══ DATA FOR PROCESSING

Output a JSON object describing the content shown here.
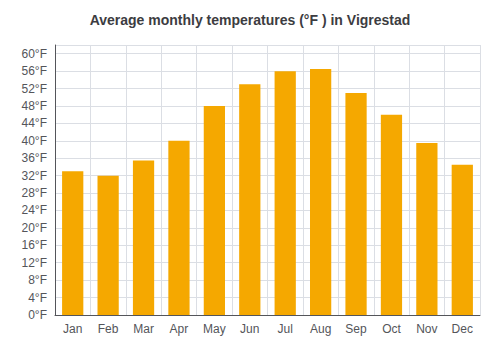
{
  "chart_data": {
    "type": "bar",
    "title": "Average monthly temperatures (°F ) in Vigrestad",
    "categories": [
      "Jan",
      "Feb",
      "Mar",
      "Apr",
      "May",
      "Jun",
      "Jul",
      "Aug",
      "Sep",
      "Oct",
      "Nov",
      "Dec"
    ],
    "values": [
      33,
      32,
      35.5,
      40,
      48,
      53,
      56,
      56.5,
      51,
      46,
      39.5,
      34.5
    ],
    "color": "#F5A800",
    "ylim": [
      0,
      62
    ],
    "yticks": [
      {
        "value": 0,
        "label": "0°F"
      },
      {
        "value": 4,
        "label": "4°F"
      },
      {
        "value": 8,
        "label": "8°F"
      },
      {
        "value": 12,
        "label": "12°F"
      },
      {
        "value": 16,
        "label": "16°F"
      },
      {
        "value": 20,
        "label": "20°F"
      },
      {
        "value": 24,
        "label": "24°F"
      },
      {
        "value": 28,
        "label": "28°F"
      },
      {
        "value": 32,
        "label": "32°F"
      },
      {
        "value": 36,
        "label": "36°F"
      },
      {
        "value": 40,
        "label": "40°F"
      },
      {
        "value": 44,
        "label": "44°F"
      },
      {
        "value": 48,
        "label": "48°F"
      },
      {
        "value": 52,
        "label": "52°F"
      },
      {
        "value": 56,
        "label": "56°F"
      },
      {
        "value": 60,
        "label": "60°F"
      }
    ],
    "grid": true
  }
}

════
══ DATA FOR PROCESSING

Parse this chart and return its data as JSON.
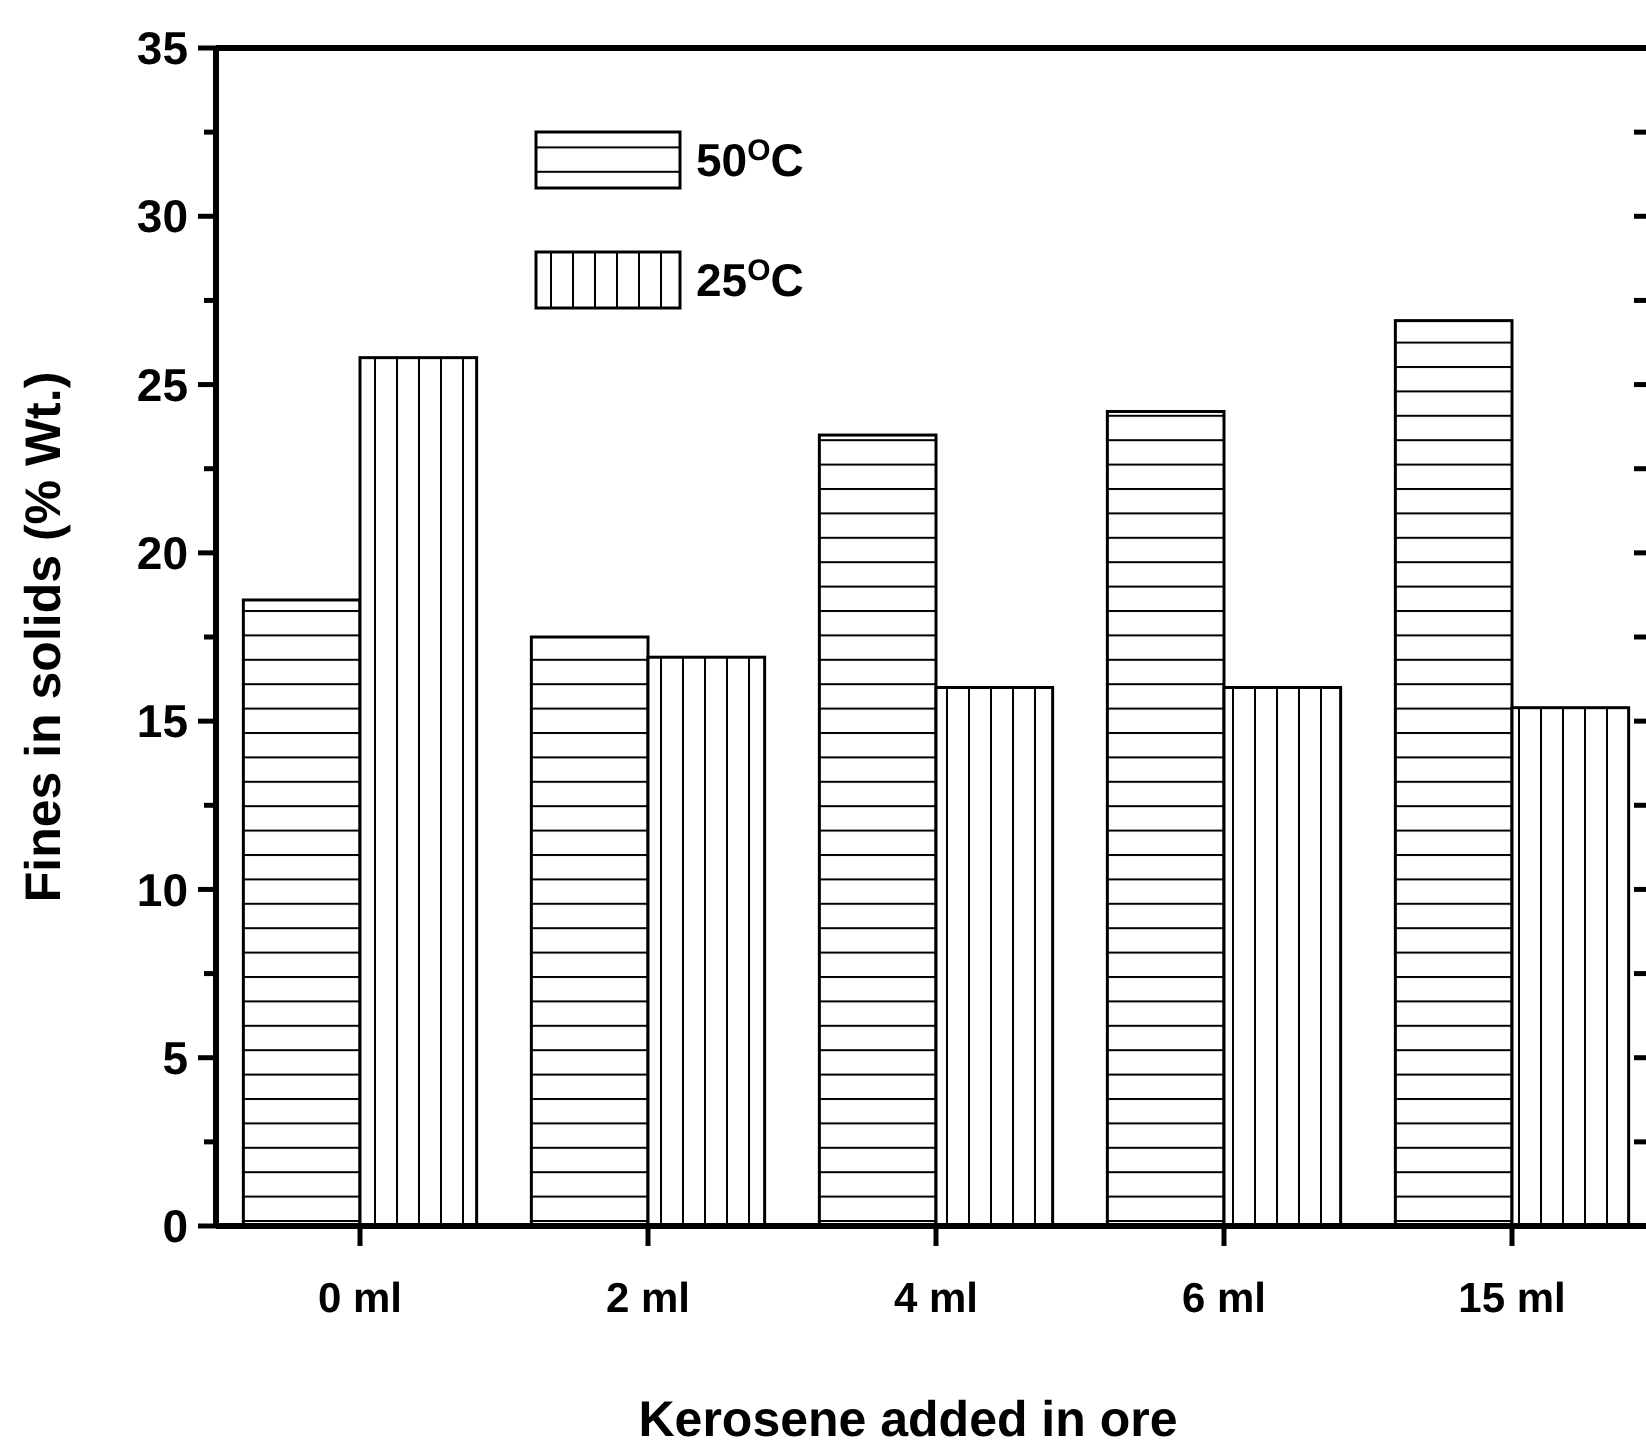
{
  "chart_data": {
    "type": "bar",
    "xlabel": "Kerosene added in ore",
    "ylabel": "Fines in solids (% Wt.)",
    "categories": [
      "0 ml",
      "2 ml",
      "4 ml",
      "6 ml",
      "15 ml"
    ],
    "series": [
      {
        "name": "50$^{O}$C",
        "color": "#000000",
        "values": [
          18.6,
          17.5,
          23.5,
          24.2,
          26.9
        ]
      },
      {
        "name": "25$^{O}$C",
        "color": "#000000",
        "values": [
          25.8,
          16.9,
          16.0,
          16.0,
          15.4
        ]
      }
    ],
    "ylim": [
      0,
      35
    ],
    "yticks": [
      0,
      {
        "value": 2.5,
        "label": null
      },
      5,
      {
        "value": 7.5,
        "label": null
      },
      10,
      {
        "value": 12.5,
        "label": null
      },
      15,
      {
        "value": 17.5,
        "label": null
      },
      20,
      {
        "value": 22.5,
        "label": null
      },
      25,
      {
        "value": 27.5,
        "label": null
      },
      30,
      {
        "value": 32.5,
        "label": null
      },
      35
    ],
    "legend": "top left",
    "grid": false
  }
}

════

GOAL
Pick out each line that holds the string "JSON".

IN RESPONSE
Output a JSON object describing the content shown here.
Parse this chart and return its data as JSON.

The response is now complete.